→ WHAT NEEDS TO BE DONE:
Reproduce the line that holds "Enumerate this screenshot's" together with all the lines after it up to the end of the entries.

→ DATA EXTRACT:
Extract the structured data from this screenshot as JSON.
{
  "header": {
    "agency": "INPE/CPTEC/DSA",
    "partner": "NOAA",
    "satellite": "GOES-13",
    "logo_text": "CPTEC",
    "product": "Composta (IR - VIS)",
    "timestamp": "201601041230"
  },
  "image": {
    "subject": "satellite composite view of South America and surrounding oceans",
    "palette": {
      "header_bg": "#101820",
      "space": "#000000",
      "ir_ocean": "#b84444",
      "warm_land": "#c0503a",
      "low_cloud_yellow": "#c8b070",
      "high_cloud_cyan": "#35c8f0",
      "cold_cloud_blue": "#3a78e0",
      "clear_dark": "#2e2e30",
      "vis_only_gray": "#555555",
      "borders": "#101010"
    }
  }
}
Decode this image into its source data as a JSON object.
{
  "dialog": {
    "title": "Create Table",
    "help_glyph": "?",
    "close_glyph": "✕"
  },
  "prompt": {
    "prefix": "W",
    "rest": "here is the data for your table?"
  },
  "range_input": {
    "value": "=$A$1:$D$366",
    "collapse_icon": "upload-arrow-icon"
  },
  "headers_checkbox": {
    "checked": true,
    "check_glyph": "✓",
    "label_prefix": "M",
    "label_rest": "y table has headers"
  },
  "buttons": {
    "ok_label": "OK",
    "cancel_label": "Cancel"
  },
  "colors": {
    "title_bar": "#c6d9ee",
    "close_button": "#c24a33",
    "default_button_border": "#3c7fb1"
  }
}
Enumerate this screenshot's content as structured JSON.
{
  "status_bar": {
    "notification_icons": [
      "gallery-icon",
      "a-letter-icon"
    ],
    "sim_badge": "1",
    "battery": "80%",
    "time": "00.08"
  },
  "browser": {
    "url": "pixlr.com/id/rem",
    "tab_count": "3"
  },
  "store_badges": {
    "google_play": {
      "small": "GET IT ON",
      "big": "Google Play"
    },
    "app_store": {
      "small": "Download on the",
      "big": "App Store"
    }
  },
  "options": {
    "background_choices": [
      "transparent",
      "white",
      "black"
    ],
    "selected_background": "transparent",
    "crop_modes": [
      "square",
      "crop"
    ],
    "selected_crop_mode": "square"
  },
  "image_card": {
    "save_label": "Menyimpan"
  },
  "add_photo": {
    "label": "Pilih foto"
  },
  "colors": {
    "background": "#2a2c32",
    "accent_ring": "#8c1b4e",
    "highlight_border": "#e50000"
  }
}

→ REPLY TO THE EXERCISE:
Enumerate this screenshot's content as structured JSON.
{
  "status_bar": {
    "notification_icons": [
      "gallery-icon",
      "a-letter-icon"
    ],
    "sim_badge": "1",
    "battery": "80%",
    "time": "00.08"
  },
  "browser": {
    "url": "pixlr.com/id/rem",
    "tab_count": "3"
  },
  "store_badges": {
    "google_play": {
      "small": "GET IT ON",
      "big": "Google Play"
    },
    "app_store": {
      "small": "Download on the",
      "big": "App Store"
    }
  },
  "options": {
    "background_choices": [
      "transparent",
      "white",
      "black"
    ],
    "selected_background": "transparent",
    "crop_modes": [
      "square",
      "crop"
    ],
    "selected_crop_mode": "square"
  },
  "image_card": {
    "save_label": "Menyimpan"
  },
  "add_photo": {
    "label": "Pilih foto"
  },
  "colors": {
    "background": "#2a2c32",
    "accent_ring": "#8c1b4e",
    "highlight_border": "#e50000"
  }
}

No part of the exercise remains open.